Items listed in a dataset
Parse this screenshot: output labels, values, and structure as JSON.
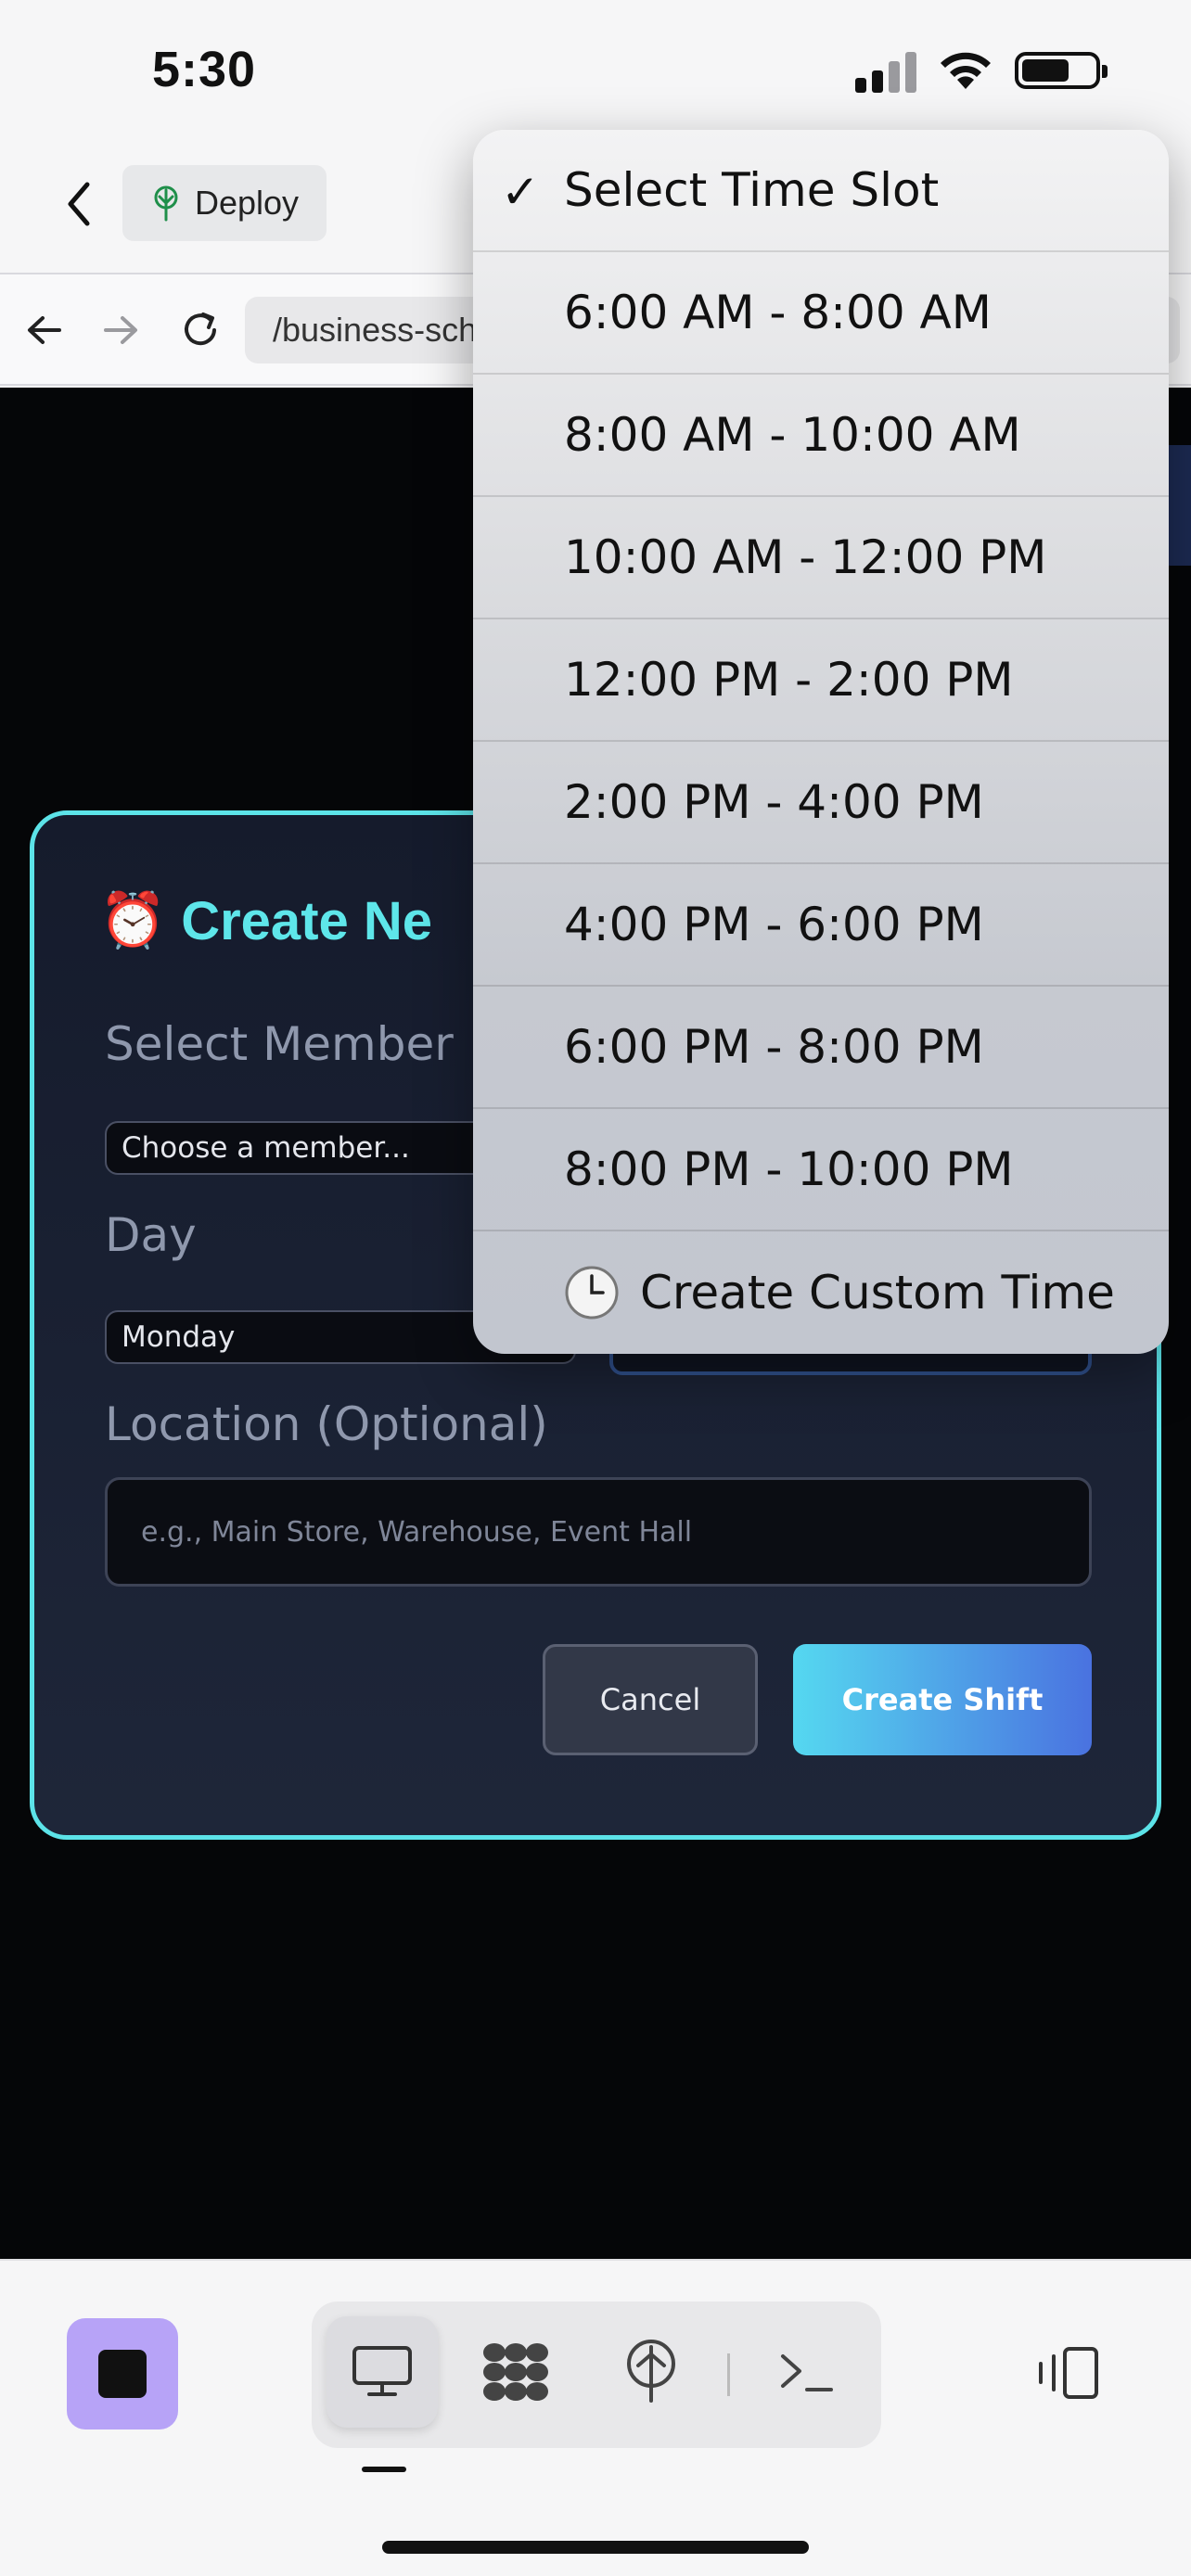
{
  "status_bar": {
    "time": "5:30"
  },
  "app_bar": {
    "deploy_label": "Deploy"
  },
  "browser": {
    "url": "/business-sch"
  },
  "modal": {
    "title": "Create Ne",
    "title_icon": "⏰",
    "member_label": "Select Member",
    "member_value": "Choose a member...",
    "day_label": "Day",
    "day_value": "Monday",
    "location_label": "Location (Optional)",
    "location_placeholder": "e.g., Main Store, Warehouse, Event Hall",
    "cancel_label": "Cancel",
    "create_label": "Create Shift"
  },
  "dropdown": {
    "selected": "Select Time Slot",
    "items": [
      "Select Time Slot",
      "6:00 AM - 8:00 AM",
      "8:00 AM - 10:00 AM",
      "10:00 AM - 12:00 PM",
      "12:00 PM - 2:00 PM",
      "2:00 PM - 4:00 PM",
      "4:00 PM - 6:00 PM",
      "6:00 PM - 8:00 PM",
      "8:00 PM - 10:00 PM",
      "Create Custom Time"
    ],
    "custom_icon": "clock-icon"
  },
  "colors": {
    "accent_cyan": "#5ee6ea",
    "modal_border": "#5ce3e8",
    "create_gradient_start": "#55d8f0",
    "create_gradient_end": "#4a72e0",
    "stop_button": "#b7a3f7"
  },
  "toolbar": {
    "icons": [
      "stop-icon",
      "desktop-icon",
      "apps-icon",
      "network-icon",
      "terminal-icon",
      "split-view-icon"
    ]
  }
}
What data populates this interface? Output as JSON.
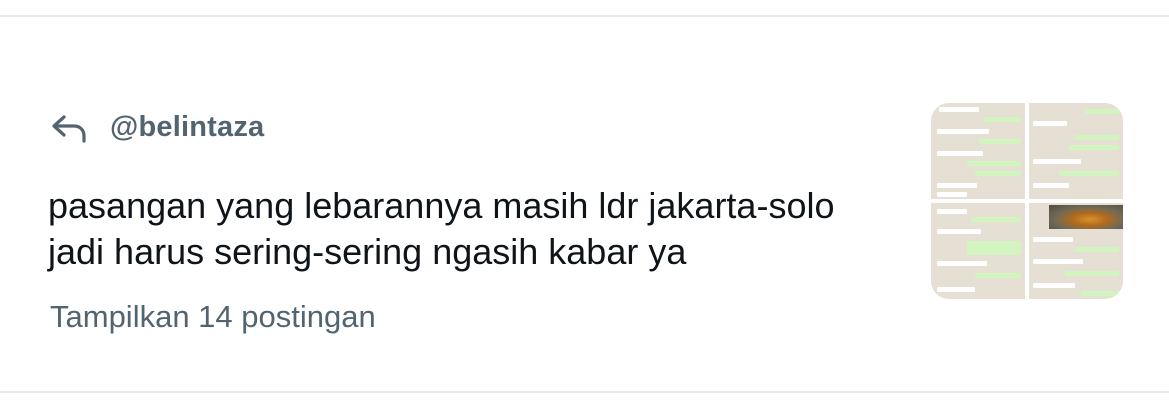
{
  "reply": {
    "icon": "reply-arrow-icon",
    "handle": "@belintaza"
  },
  "tweet": {
    "text": "pasangan yang lebarannya masih ldr jakarta-solo jadi harus sering-sering ngasih kabar ya",
    "show_more": "Tampilkan 14 postingan"
  },
  "thumbnail": {
    "description_icon": "chat-screenshots-grid",
    "colors": {
      "background": "#e6dfd3",
      "incoming_bubble": "#ffffff",
      "outgoing_bubble": "#d2f4be"
    }
  },
  "colors": {
    "text_primary": "#0f1419",
    "text_secondary": "#536471",
    "divider": "#e7e9eb"
  }
}
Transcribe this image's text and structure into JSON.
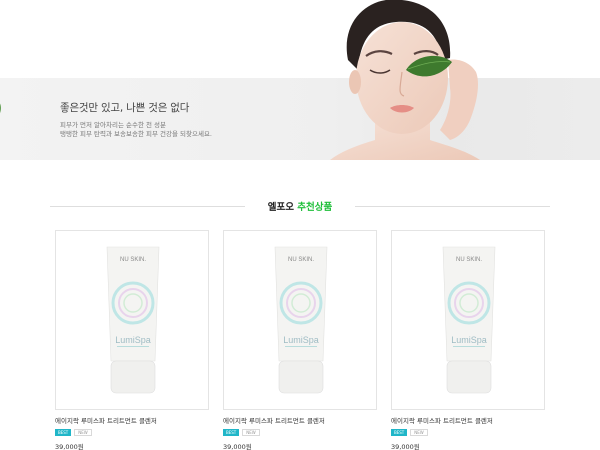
{
  "hero": {
    "headline": "좋은것만 있고, 나쁜 것은 없다",
    "sub_line1": "피부가 먼저 알아차리는 순수한 천 성분",
    "sub_line2": "탱탱한 피부 탄력과 보송보송한 피부 건강을 되찾으세요."
  },
  "section": {
    "brand": "엘포오",
    "title": "추천상품",
    "accent_color": "#1fbf3a"
  },
  "products": [
    {
      "name": "에이지락 루미스파 트리트먼트 클렌저",
      "badge1": "BEST",
      "badge2": "NEW",
      "price": "39,000원",
      "tube_brand": "NU SKIN.",
      "tube_line": "LumiSpa"
    },
    {
      "name": "에이지락 루미스파 트리트먼트 클렌저",
      "badge1": "BEST",
      "badge2": "NEW",
      "price": "39,000원",
      "tube_brand": "NU SKIN.",
      "tube_line": "LumiSpa"
    },
    {
      "name": "에이지락 루미스파 트리트먼트 클렌저",
      "badge1": "BEST",
      "badge2": "NEW",
      "price": "39,000원",
      "tube_brand": "NU SKIN.",
      "tube_line": "LumiSpa"
    }
  ]
}
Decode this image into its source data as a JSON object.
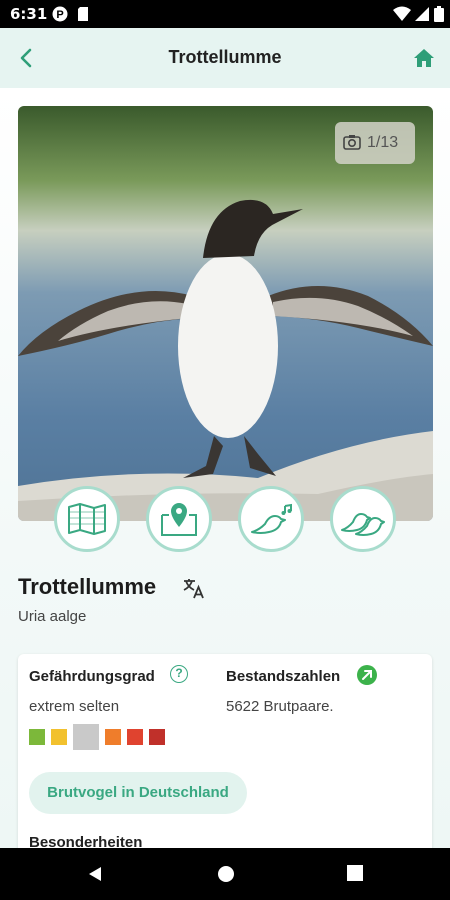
{
  "status_bar": {
    "time": "6:31"
  },
  "app_bar": {
    "title": "Trottellumme"
  },
  "photo": {
    "counter": "1/13"
  },
  "actions": [
    {
      "name": "map-button",
      "icon": "folded-map-icon"
    },
    {
      "name": "location-map-button",
      "icon": "map-pin-icon"
    },
    {
      "name": "bird-song-button",
      "icon": "singing-bird-icon"
    },
    {
      "name": "similar-birds-button",
      "icon": "two-birds-icon"
    }
  ],
  "bird": {
    "name": "Trottellumme",
    "latin": "Uria aalge"
  },
  "endangerment": {
    "label": "Gefährdungsgrad",
    "value": "extrem selten",
    "scale_colors": [
      "#7cb83a",
      "#f2c12e",
      "#c9c9c9",
      "#ef7d2b",
      "#e0432f",
      "#c0302a"
    ],
    "selected_index": 2
  },
  "population": {
    "label": "Bestandszahlen",
    "value": "5622 Brutpaare."
  },
  "badge": "Brutvogel in Deutschland",
  "features": {
    "label": "Besonderheiten"
  },
  "colors": {
    "accent": "#3aa882",
    "appbar": "#e6f4f1"
  }
}
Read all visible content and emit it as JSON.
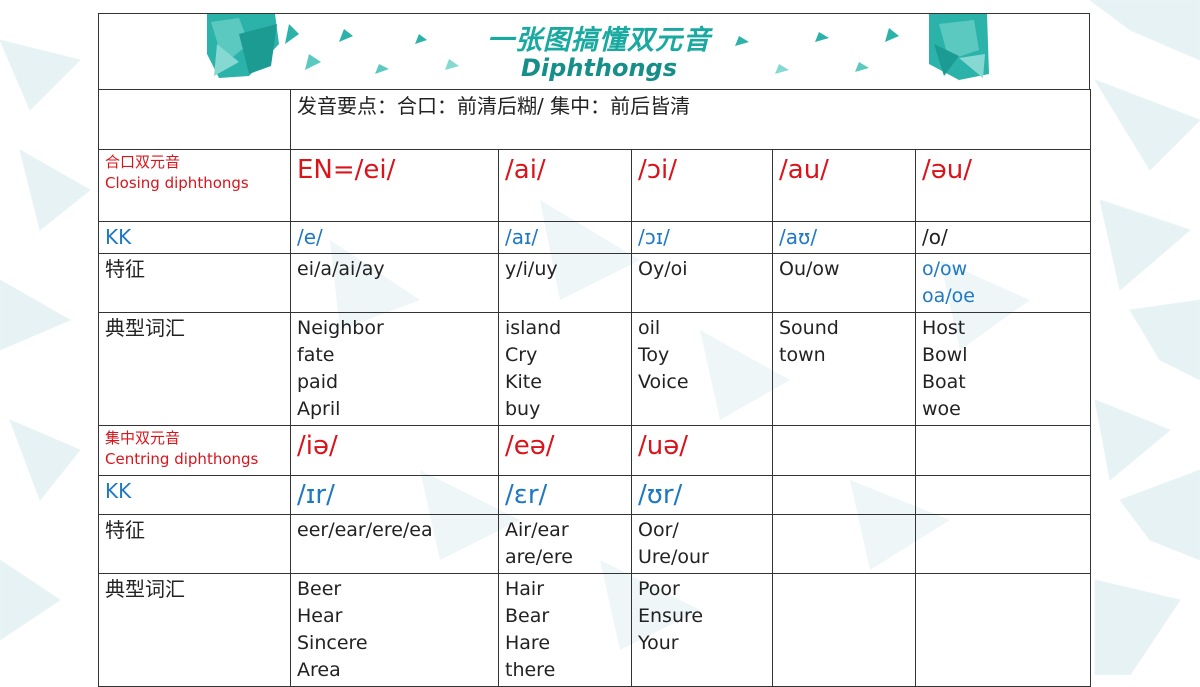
{
  "banner": {
    "title_cn": "一张图搞懂双元音",
    "title_en": "Diphthongs"
  },
  "notes": "发音要点：合口：前清后糊/ 集中：前后皆清",
  "closing": {
    "label_cn": "合口双元音",
    "label_en": "Closing diphthongs",
    "headers": [
      "EN=/ei/",
      "/ai/",
      "/ɔi/",
      "/au/",
      "/əu/"
    ],
    "kk_label": "KK",
    "kk": [
      "/e/",
      "/aɪ/",
      "/ɔɪ/",
      "/aʊ/",
      "/o/"
    ],
    "feature_label": "特征",
    "features": [
      [
        "ei/a/ai/ay"
      ],
      [
        "y/i/uy"
      ],
      [
        "Oy/oi"
      ],
      [
        "Ou/ow"
      ],
      [
        "o/ow",
        "oa/oe"
      ]
    ],
    "words_label": "典型词汇",
    "words": [
      [
        "Neighbor",
        "fate",
        "paid",
        "April"
      ],
      [
        "island",
        "Cry",
        "Kite",
        "buy"
      ],
      [
        "oil",
        "Toy",
        "Voice"
      ],
      [
        "Sound",
        "town"
      ],
      [
        "Host",
        "Bowl",
        "Boat",
        "woe"
      ]
    ]
  },
  "centring": {
    "label_cn": "集中双元音",
    "label_en": "Centring diphthongs",
    "headers": [
      "/iə/",
      "/eə/",
      "/uə/",
      "",
      ""
    ],
    "kk_label": "KK",
    "kk": [
      "/ɪr/",
      "/ɛr/",
      "/ʊr/",
      "",
      ""
    ],
    "feature_label": "特征",
    "features": [
      [
        "eer/ear/ere/ea"
      ],
      [
        "Air/ear",
        "are/ere"
      ],
      [
        "Oor/",
        "Ure/our"
      ],
      [],
      []
    ],
    "words_label": "典型词汇",
    "words": [
      [
        "Beer",
        "Hear",
        "Sincere",
        "Area"
      ],
      [
        "Hair",
        "Bear",
        "Hare",
        "there"
      ],
      [
        "Poor",
        "Ensure",
        "Your"
      ],
      [],
      []
    ]
  },
  "colors": {
    "red": "#d9141b",
    "blue": "#1e78c2",
    "teal": "#1aa9a0"
  }
}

▶ _PROBLEM TO SOLVE_
Word for word, quote the lines above. Omit the pictures.

▶ _EXERCISE RESPONSE_
Parse this screenshot: output labels, values, and structure as JSON.
{
  "status_bar": {
    "time": "5:30"
  },
  "app_bar": {
    "deploy_label": "Deploy"
  },
  "browser": {
    "url": "/business-sch"
  },
  "modal": {
    "title": "Create Ne",
    "title_icon": "⏰",
    "member_label": "Select Member",
    "member_value": "Choose a member...",
    "day_label": "Day",
    "day_value": "Monday",
    "location_label": "Location (Optional)",
    "location_placeholder": "e.g., Main Store, Warehouse, Event Hall",
    "cancel_label": "Cancel",
    "create_label": "Create Shift"
  },
  "dropdown": {
    "selected": "Select Time Slot",
    "items": [
      "Select Time Slot",
      "6:00 AM - 8:00 AM",
      "8:00 AM - 10:00 AM",
      "10:00 AM - 12:00 PM",
      "12:00 PM - 2:00 PM",
      "2:00 PM - 4:00 PM",
      "4:00 PM - 6:00 PM",
      "6:00 PM - 8:00 PM",
      "8:00 PM - 10:00 PM",
      "Create Custom Time"
    ],
    "custom_icon": "clock-icon"
  },
  "colors": {
    "accent_cyan": "#5ee6ea",
    "modal_border": "#5ce3e8",
    "create_gradient_start": "#55d8f0",
    "create_gradient_end": "#4a72e0",
    "stop_button": "#b7a3f7"
  },
  "toolbar": {
    "icons": [
      "stop-icon",
      "desktop-icon",
      "apps-icon",
      "network-icon",
      "terminal-icon",
      "split-view-icon"
    ]
  }
}
What data populates this interface? Output as JSON.
{
  "reply": {
    "icon": "reply-arrow-icon",
    "handle": "@belintaza"
  },
  "tweet": {
    "text": "pasangan yang lebarannya masih ldr jakarta-solo jadi harus sering-sering ngasih kabar ya",
    "show_more": "Tampilkan 14 postingan"
  },
  "thumbnail": {
    "description_icon": "chat-screenshots-grid",
    "colors": {
      "background": "#e6dfd3",
      "incoming_bubble": "#ffffff",
      "outgoing_bubble": "#d2f4be"
    }
  },
  "colors": {
    "text_primary": "#0f1419",
    "text_secondary": "#536471",
    "divider": "#e7e9eb"
  }
}
Transcribe this image's text and structure into JSON.
{
  "hero": {
    "headline": "좋은것만 있고, 나쁜 것은 없다",
    "sub_line1": "피부가 먼저 알아차리는 순수한 천 성분",
    "sub_line2": "탱탱한 피부 탄력과 보송보송한 피부 건강을 되찾으세요."
  },
  "section": {
    "brand": "엘포오",
    "title": "추천상품",
    "accent_color": "#1fbf3a"
  },
  "products": [
    {
      "name": "에이지락 루미스파 트리트먼트 클렌저",
      "badge1": "BEST",
      "badge2": "NEW",
      "price": "39,000원",
      "tube_brand": "NU SKIN.",
      "tube_line": "LumiSpa"
    },
    {
      "name": "에이지락 루미스파 트리트먼트 클렌저",
      "badge1": "BEST",
      "badge2": "NEW",
      "price": "39,000원",
      "tube_brand": "NU SKIN.",
      "tube_line": "LumiSpa"
    },
    {
      "name": "에이지락 루미스파 트리트먼트 클렌저",
      "badge1": "BEST",
      "badge2": "NEW",
      "price": "39,000원",
      "tube_brand": "NU SKIN.",
      "tube_line": "LumiSpa"
    }
  ]
}
Decode this image into its source data as a JSON object.
{
  "status_bar": {
    "time": "6:31"
  },
  "app_bar": {
    "title": "Trottellumme"
  },
  "photo": {
    "counter": "1/13"
  },
  "actions": [
    {
      "name": "map-button",
      "icon": "folded-map-icon"
    },
    {
      "name": "location-map-button",
      "icon": "map-pin-icon"
    },
    {
      "name": "bird-song-button",
      "icon": "singing-bird-icon"
    },
    {
      "name": "similar-birds-button",
      "icon": "two-birds-icon"
    }
  ],
  "bird": {
    "name": "Trottellumme",
    "latin": "Uria aalge"
  },
  "endangerment": {
    "label": "Gefährdungsgrad",
    "value": "extrem selten",
    "scale_colors": [
      "#7cb83a",
      "#f2c12e",
      "#c9c9c9",
      "#ef7d2b",
      "#e0432f",
      "#c0302a"
    ],
    "selected_index": 2
  },
  "population": {
    "label": "Bestandszahlen",
    "value": "5622 Brutpaare."
  },
  "badge": "Brutvogel in Deutschland",
  "features": {
    "label": "Besonderheiten"
  },
  "colors": {
    "accent": "#3aa882",
    "appbar": "#e6f4f1"
  }
}
Read all visible content and emit it as JSON.
{
  "banner": {
    "title_cn": "一张图搞懂双元音",
    "title_en": "Diphthongs"
  },
  "notes": "发音要点：合口：前清后糊/ 集中：前后皆清",
  "closing": {
    "label_cn": "合口双元音",
    "label_en": "Closing diphthongs",
    "headers": [
      "EN=/ei/",
      "/ai/",
      "/ɔi/",
      "/au/",
      "/əu/"
    ],
    "kk_label": "KK",
    "kk": [
      "/e/",
      "/aɪ/",
      "/ɔɪ/",
      "/aʊ/",
      "/o/"
    ],
    "feature_label": "特征",
    "features": [
      [
        "ei/a/ai/ay"
      ],
      [
        "y/i/uy"
      ],
      [
        "Oy/oi"
      ],
      [
        "Ou/ow"
      ],
      [
        "o/ow",
        "oa/oe"
      ]
    ],
    "words_label": "典型词汇",
    "words": [
      [
        "Neighbor",
        "fate",
        "paid",
        "April"
      ],
      [
        "island",
        "Cry",
        "Kite",
        "buy"
      ],
      [
        "oil",
        "Toy",
        "Voice"
      ],
      [
        "Sound",
        "town"
      ],
      [
        "Host",
        "Bowl",
        "Boat",
        "woe"
      ]
    ]
  },
  "centring": {
    "label_cn": "集中双元音",
    "label_en": "Centring diphthongs",
    "headers": [
      "/iə/",
      "/eə/",
      "/uə/",
      "",
      ""
    ],
    "kk_label": "KK",
    "kk": [
      "/ɪr/",
      "/ɛr/",
      "/ʊr/",
      "",
      ""
    ],
    "feature_label": "特征",
    "features": [
      [
        "eer/ear/ere/ea"
      ],
      [
        "Air/ear",
        "are/ere"
      ],
      [
        "Oor/",
        "Ure/our"
      ],
      [],
      []
    ],
    "words_label": "典型词汇",
    "words": [
      [
        "Beer",
        "Hear",
        "Sincere",
        "Area"
      ],
      [
        "Hair",
        "Bear",
        "Hare",
        "there"
      ],
      [
        "Poor",
        "Ensure",
        "Your"
      ],
      [],
      []
    ]
  },
  "colors": {
    "red": "#d9141b",
    "blue": "#1e78c2",
    "teal": "#1aa9a0"
  }
}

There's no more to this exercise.